**BRONTEKST:**
In de parlementaire geschiedenis van het BWC zijn deze bepalingen als volgt toegelicht:
“De artikelen 121 tot en met 126 zijn in belangrijke mate ontleend aan de hierboven reeds vermelde CEME. Zij betreffen zgn. eigenlijke valutaschuld, dat wil zeggen de verbintenis die strekt tot voldoening van een geldsom in ander geld dan dat van het land van betaling, in tegenstelling tot de zgn. oneigenlijke valutaschulden die moeten worden voldaan in het geld van het land van betaling, maar die worden berekend op de tegenwaarde van een bedrag in ander geld; problemen die in deze artikelen worden behandeld, spelen bij deze laatste niet of nauwelijks een rol. Volgens HR 17-2-1995, NJ 1995, 423, geven de artikelen 123, 124 en 125 ook het thans geldende recht weer. [2219 nr. 3 (MvT) pag. 25-26]
Artikel 121, eerste lid, bepaalt dat ook de schuldenaar van een eigenlijke valutaschuld deze in beginsel mag voldoen in het geld van de plaats van betaling (zonder door de bank berekende provisie voor omruil) – voor de koers waartegen dat kan geschieden – zie de artikelen 124 tot en met 126. Uit de bevoegdheid, die de valutaschuld tot een bijzonder geval van een facultatieve verbintenis maakt, vloeit voort dat hij ook mag verrekenen met een vordering in geld van de plaats van betaling die hij op zijn schuldeiser heeft; deze laatste mag dat pas als blijkt dat de schuldenaar zijn bevoegdheid uit het onderhavige artikel daadwerkelijk wil uitoefenen.
Het tweede lid geeft de uitzondering op de regel. Zie voor bijzondere gevallen de artikelen 215 en 273 van het Wetboek van Koophandel (wissels en cheques). [2219 nr. 3 (MvT) pag. 26]
(…)

**GEGEVEN LIJSTEN:**
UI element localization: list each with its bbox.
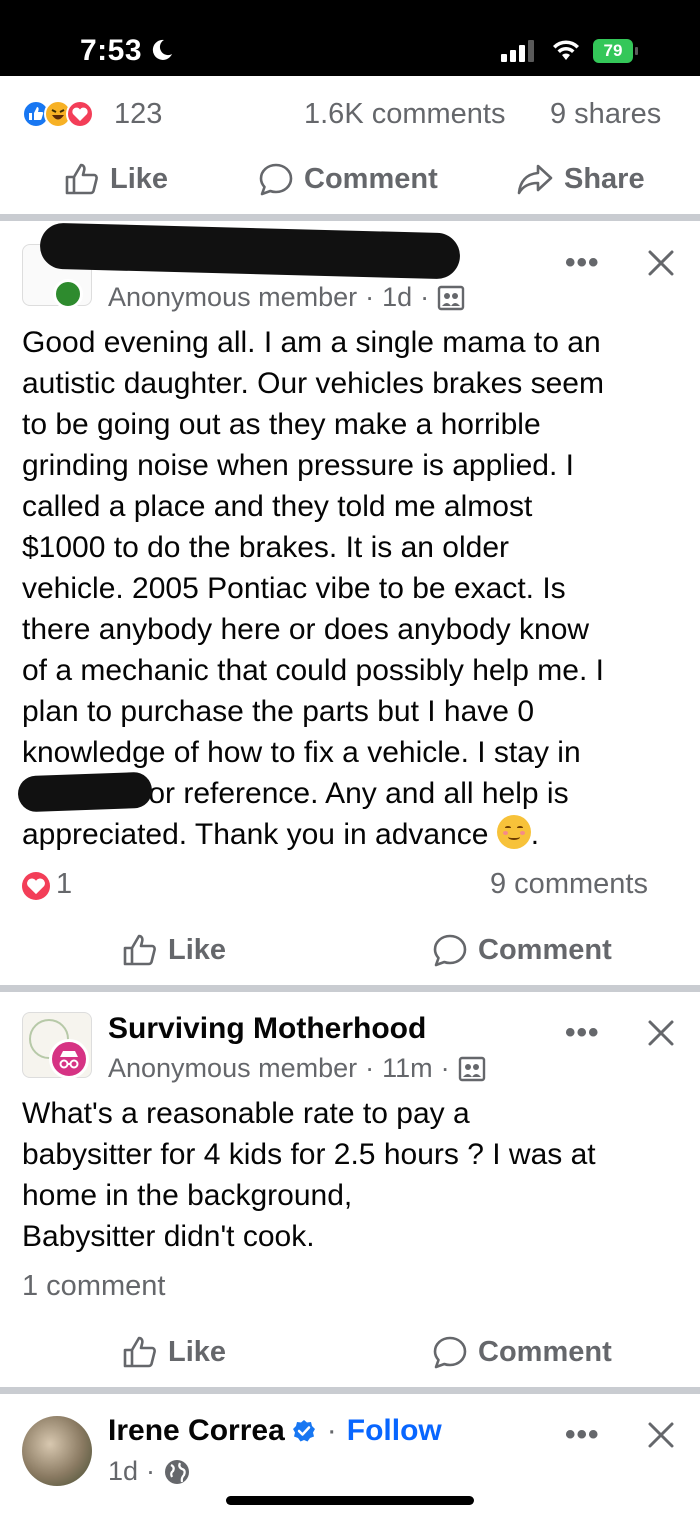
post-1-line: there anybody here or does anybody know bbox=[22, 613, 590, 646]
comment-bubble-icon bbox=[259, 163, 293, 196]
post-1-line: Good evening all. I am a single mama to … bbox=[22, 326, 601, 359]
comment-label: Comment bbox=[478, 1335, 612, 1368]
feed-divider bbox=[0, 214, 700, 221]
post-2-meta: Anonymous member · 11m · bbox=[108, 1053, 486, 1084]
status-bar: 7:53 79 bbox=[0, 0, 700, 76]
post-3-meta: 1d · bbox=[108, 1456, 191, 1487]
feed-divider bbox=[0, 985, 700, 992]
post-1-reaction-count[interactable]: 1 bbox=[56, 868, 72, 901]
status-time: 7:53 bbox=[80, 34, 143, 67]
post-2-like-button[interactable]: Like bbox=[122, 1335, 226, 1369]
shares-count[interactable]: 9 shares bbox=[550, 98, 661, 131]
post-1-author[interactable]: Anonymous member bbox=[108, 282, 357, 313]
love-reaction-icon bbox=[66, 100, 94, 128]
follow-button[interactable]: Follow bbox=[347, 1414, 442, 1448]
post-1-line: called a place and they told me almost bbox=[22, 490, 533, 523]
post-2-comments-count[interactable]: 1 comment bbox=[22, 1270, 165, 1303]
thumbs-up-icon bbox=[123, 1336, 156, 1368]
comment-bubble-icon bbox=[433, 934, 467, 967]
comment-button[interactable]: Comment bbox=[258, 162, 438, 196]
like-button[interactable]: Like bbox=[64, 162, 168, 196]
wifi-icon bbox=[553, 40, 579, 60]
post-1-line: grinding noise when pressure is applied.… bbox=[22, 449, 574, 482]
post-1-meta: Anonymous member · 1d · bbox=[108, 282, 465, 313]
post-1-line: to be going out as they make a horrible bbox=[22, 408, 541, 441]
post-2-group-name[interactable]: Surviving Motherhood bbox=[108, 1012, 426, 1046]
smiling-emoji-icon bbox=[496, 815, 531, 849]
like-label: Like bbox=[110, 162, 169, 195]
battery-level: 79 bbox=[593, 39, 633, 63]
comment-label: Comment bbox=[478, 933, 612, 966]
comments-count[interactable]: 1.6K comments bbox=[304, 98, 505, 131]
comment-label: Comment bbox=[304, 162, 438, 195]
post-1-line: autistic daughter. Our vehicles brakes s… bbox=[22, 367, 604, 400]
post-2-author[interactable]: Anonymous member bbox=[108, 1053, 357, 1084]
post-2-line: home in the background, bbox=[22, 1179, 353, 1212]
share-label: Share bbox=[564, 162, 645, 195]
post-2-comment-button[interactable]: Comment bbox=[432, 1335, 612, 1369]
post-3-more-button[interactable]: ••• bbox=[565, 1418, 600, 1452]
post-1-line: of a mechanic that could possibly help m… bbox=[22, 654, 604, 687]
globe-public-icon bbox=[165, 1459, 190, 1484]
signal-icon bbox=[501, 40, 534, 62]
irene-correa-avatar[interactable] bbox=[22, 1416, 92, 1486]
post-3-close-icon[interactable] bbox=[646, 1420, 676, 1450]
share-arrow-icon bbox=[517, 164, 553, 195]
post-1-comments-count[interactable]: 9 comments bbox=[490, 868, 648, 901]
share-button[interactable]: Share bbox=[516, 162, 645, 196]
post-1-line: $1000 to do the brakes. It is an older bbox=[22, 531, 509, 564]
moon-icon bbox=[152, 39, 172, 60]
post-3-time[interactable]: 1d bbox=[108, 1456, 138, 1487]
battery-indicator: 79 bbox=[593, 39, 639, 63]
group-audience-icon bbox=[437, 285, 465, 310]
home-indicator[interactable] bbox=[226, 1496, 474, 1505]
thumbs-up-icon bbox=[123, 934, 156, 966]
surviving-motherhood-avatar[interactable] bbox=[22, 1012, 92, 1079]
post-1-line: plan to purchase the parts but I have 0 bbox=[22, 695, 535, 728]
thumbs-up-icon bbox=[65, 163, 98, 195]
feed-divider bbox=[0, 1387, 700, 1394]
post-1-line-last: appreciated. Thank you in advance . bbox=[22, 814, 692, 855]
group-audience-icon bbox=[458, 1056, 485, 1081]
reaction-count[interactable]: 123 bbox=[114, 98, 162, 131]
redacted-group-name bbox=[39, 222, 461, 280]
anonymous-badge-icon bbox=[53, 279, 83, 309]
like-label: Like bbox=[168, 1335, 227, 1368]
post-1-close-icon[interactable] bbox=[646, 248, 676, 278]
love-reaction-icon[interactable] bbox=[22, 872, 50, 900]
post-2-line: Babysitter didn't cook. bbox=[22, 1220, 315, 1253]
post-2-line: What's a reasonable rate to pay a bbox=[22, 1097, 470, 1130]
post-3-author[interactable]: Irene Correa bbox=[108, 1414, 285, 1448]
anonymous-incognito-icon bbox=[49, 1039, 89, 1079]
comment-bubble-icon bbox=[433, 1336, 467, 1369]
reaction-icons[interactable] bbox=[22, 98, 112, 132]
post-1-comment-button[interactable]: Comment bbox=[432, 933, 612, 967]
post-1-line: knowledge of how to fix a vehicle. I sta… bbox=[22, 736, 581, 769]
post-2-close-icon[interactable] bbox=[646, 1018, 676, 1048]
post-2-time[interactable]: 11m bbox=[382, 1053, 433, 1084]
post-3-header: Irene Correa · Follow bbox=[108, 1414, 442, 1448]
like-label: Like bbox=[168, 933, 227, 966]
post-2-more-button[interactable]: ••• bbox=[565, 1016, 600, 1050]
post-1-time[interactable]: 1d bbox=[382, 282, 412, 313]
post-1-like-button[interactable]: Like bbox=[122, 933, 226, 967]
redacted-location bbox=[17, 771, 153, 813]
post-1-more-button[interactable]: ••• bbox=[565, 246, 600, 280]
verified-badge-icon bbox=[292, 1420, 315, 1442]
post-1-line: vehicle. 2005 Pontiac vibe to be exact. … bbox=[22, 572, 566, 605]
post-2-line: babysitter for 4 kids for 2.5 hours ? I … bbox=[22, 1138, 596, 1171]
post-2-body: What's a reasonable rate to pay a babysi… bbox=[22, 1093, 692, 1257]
==
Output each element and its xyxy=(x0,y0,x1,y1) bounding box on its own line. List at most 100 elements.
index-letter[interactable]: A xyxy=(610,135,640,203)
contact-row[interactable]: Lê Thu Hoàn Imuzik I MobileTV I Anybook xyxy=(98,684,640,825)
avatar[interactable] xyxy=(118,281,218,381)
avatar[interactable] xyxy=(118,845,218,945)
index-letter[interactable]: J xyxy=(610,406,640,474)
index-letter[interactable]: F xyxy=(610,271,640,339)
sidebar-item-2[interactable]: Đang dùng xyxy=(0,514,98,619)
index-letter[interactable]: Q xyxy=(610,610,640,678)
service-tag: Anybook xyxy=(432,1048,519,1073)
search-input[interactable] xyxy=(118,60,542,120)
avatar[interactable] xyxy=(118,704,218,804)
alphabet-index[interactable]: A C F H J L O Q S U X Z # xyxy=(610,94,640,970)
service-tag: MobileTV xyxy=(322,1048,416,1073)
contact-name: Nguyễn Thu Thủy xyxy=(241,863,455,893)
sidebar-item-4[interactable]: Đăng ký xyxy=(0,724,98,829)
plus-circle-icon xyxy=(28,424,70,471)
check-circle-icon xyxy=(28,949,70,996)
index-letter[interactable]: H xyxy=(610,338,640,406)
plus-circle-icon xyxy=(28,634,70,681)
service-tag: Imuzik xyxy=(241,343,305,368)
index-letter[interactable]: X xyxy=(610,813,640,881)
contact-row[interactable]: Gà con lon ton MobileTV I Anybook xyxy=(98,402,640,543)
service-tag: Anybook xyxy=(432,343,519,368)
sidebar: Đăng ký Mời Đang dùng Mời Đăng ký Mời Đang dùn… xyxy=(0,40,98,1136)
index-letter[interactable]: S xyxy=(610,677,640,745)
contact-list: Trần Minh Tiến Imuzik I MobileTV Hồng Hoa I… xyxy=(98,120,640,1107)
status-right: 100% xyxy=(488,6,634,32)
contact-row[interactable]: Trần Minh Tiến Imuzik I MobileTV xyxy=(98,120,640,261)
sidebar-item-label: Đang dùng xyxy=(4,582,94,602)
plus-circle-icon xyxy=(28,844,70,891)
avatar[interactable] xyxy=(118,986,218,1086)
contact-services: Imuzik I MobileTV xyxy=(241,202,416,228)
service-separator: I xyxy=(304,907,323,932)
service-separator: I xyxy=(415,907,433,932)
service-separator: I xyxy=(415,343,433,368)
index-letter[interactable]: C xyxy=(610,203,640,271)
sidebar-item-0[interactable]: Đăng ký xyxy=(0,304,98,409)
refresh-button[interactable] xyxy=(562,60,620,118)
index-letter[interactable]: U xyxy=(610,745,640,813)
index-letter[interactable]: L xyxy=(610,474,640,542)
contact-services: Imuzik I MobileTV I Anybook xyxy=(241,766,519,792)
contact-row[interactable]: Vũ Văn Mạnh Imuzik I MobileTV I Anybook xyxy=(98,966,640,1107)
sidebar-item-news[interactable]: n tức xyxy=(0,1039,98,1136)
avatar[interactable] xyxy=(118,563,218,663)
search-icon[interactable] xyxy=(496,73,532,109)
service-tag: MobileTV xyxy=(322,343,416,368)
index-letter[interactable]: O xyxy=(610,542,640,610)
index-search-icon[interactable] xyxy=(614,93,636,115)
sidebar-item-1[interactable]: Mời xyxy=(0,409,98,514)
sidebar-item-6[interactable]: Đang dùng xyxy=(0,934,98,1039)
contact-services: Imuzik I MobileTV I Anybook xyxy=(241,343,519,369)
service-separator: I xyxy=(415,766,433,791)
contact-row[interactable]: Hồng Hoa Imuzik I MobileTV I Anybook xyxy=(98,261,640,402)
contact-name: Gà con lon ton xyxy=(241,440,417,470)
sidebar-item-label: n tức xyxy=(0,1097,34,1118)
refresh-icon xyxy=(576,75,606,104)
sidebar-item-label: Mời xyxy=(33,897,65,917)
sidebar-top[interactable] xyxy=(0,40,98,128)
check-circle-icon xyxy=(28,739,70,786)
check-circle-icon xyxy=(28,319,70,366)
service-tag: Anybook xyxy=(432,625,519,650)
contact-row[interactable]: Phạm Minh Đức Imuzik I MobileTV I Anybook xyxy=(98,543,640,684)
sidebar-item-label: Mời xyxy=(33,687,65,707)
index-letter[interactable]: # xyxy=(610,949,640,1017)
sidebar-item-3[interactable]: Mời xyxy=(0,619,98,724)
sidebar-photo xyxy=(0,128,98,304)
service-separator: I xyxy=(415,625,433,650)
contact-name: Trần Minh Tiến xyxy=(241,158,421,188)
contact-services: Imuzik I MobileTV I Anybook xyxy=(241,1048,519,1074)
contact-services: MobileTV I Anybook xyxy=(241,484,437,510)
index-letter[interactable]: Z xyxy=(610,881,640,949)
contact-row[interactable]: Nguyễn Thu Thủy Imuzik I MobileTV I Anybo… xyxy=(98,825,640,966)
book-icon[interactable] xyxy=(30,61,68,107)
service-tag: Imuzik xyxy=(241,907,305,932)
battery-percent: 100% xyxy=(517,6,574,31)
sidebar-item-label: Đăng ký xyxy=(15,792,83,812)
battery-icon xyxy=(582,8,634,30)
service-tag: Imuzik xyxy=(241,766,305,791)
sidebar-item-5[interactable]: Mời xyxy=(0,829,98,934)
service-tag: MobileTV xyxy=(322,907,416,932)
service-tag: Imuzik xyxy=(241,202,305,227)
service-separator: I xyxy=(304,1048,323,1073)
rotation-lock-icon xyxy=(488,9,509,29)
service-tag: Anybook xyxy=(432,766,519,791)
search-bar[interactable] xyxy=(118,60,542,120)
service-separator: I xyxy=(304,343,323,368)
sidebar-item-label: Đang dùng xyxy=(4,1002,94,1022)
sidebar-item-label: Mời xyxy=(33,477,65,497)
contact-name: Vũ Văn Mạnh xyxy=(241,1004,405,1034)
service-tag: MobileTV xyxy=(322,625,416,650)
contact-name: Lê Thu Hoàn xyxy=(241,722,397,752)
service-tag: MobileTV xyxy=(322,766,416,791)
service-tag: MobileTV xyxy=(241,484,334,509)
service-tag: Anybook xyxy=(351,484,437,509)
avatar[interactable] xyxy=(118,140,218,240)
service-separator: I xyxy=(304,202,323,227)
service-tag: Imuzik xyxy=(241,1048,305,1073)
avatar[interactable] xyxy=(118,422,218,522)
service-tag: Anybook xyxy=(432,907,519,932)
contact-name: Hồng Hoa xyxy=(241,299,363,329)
==
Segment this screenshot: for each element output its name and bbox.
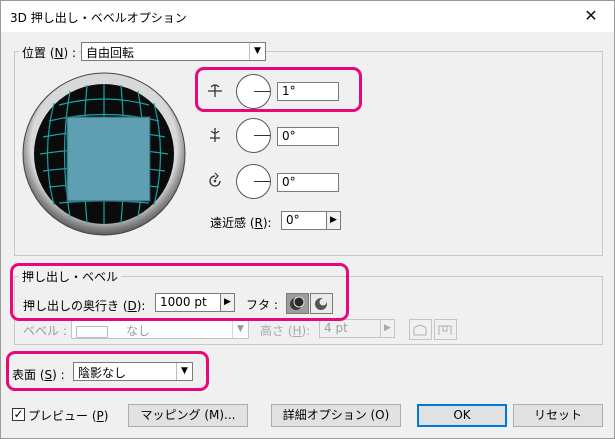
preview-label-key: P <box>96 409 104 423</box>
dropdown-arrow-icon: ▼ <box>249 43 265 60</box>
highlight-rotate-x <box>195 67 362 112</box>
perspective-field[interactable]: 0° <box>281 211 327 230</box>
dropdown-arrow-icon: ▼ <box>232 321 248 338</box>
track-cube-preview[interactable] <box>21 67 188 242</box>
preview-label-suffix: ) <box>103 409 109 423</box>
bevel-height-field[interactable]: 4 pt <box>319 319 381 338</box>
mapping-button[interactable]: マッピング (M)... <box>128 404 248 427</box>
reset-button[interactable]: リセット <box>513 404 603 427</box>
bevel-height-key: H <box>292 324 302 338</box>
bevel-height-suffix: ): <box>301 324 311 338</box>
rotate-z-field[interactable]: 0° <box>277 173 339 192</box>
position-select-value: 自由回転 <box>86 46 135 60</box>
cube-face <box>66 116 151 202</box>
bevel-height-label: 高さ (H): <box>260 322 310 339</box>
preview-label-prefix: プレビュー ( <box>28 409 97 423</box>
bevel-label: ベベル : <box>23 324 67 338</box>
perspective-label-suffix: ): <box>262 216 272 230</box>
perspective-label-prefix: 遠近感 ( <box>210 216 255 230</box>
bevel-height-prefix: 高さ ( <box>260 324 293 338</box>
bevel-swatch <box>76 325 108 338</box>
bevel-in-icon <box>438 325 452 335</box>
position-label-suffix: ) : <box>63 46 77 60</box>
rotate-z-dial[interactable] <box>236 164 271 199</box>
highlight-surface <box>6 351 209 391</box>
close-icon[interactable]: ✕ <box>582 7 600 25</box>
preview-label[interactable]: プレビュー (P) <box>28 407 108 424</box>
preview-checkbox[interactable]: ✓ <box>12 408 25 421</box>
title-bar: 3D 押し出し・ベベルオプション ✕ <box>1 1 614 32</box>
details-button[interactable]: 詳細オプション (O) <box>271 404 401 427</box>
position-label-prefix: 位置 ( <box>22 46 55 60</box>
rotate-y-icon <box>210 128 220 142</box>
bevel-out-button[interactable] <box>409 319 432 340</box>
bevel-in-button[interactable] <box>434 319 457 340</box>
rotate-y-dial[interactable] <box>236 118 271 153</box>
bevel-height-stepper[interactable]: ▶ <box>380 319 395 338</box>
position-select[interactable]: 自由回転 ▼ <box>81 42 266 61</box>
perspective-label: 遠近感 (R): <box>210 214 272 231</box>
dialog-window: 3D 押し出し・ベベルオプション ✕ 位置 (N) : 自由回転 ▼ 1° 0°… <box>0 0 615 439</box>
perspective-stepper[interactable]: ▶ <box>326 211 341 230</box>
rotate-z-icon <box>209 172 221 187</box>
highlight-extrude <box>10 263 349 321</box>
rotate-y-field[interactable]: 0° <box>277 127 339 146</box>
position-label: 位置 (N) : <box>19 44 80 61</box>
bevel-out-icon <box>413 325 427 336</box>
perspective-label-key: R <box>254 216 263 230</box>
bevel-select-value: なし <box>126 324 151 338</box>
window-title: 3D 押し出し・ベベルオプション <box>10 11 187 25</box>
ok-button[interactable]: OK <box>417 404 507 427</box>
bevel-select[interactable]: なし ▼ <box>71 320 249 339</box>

**WAT TE DOEN:**
A. Welke uitspraak noemt de brontekst als grond voor de stelling dat de artikelen 123, 124 en 125 ook het thans geldende recht weergeven?
B. Vertaal de zin "Het tweede lid geeft de uitzondering op de regel." uit de brontekst in het Engels.
Baseer je uitsluitend op de brontekst en niet op de lijsten.

**ANTWOORDEN:**
A. HR 17-2-1995, NJ 1995, 423.

B. The second paragraph provides the exception to the rule.